─── RECORD EXTRACTS ───

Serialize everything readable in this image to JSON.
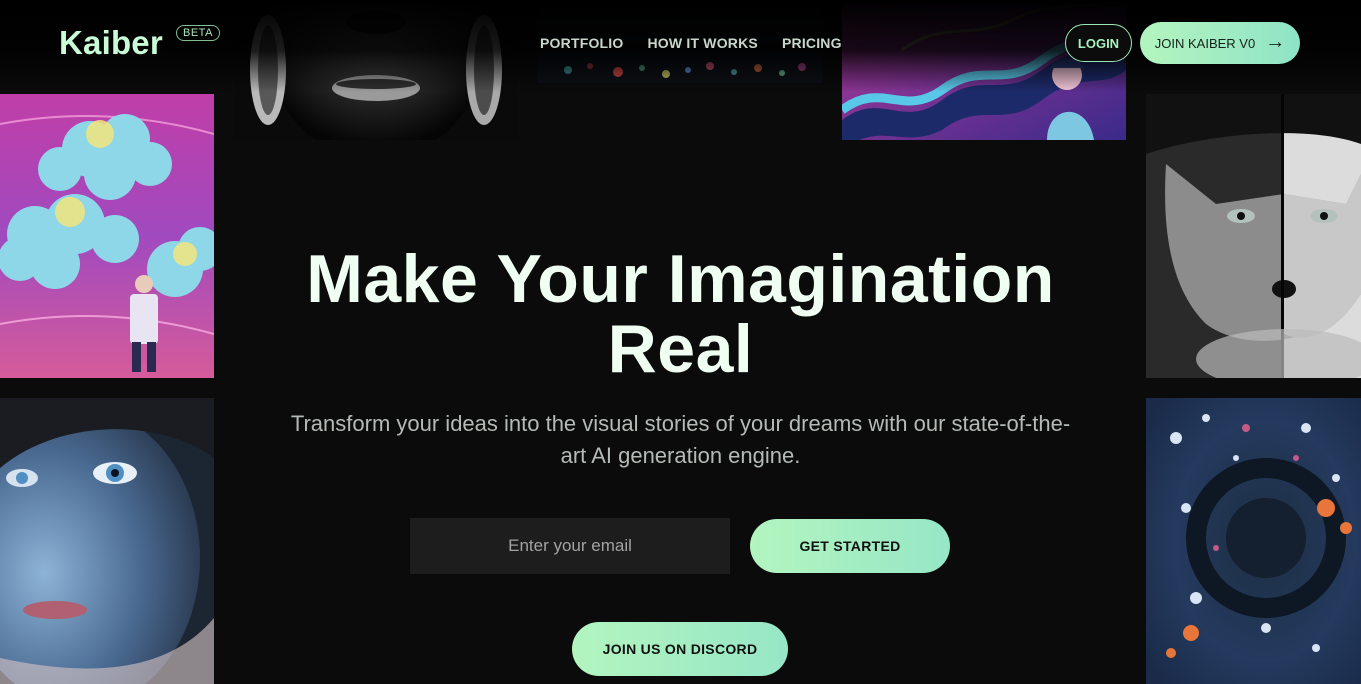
{
  "header": {
    "logo": "Kaiber",
    "badge": "BETA",
    "nav": [
      {
        "label": "PORTFOLIO"
      },
      {
        "label": "HOW IT WORKS"
      },
      {
        "label": "PRICING"
      }
    ],
    "login_label": "LOGIN",
    "join_label": "JOIN KAIBER V0",
    "join_icon": "arrow-right-icon"
  },
  "hero": {
    "title": "Make Your Imagination Real",
    "subtitle": "Transform your ideas into the visual stories of your dreams with our state-of-the-art AI generation engine.",
    "email_placeholder": "Enter your email",
    "cta_label": "GET STARTED",
    "discord_label": "JOIN US ON DISCORD"
  },
  "colors": {
    "background": "#0b0b0b",
    "accent_start": "#b3f5bf",
    "accent_end": "#96e6c7",
    "title": "#effff2",
    "subtitle": "#b4bab6"
  }
}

───

Drop the images and quote the entries word for word.

FULL SOLUTION:
Serialize everything readable in this image to JSON.
{
  "header": {
    "logo": "Kaiber",
    "badge": "BETA",
    "nav": [
      {
        "label": "PORTFOLIO"
      },
      {
        "label": "HOW IT WORKS"
      },
      {
        "label": "PRICING"
      }
    ],
    "login_label": "LOGIN",
    "join_label": "JOIN KAIBER V0",
    "join_icon": "arrow-right-icon"
  },
  "hero": {
    "title": "Make Your Imagination Real",
    "subtitle": "Transform your ideas into the visual stories of your dreams with our state-of-the-art AI generation engine.",
    "email_placeholder": "Enter your email",
    "cta_label": "GET STARTED",
    "discord_label": "JOIN US ON DISCORD"
  },
  "colors": {
    "background": "#0b0b0b",
    "accent_start": "#b3f5bf",
    "accent_end": "#96e6c7",
    "title": "#effff2",
    "subtitle": "#b4bab6"
  }
}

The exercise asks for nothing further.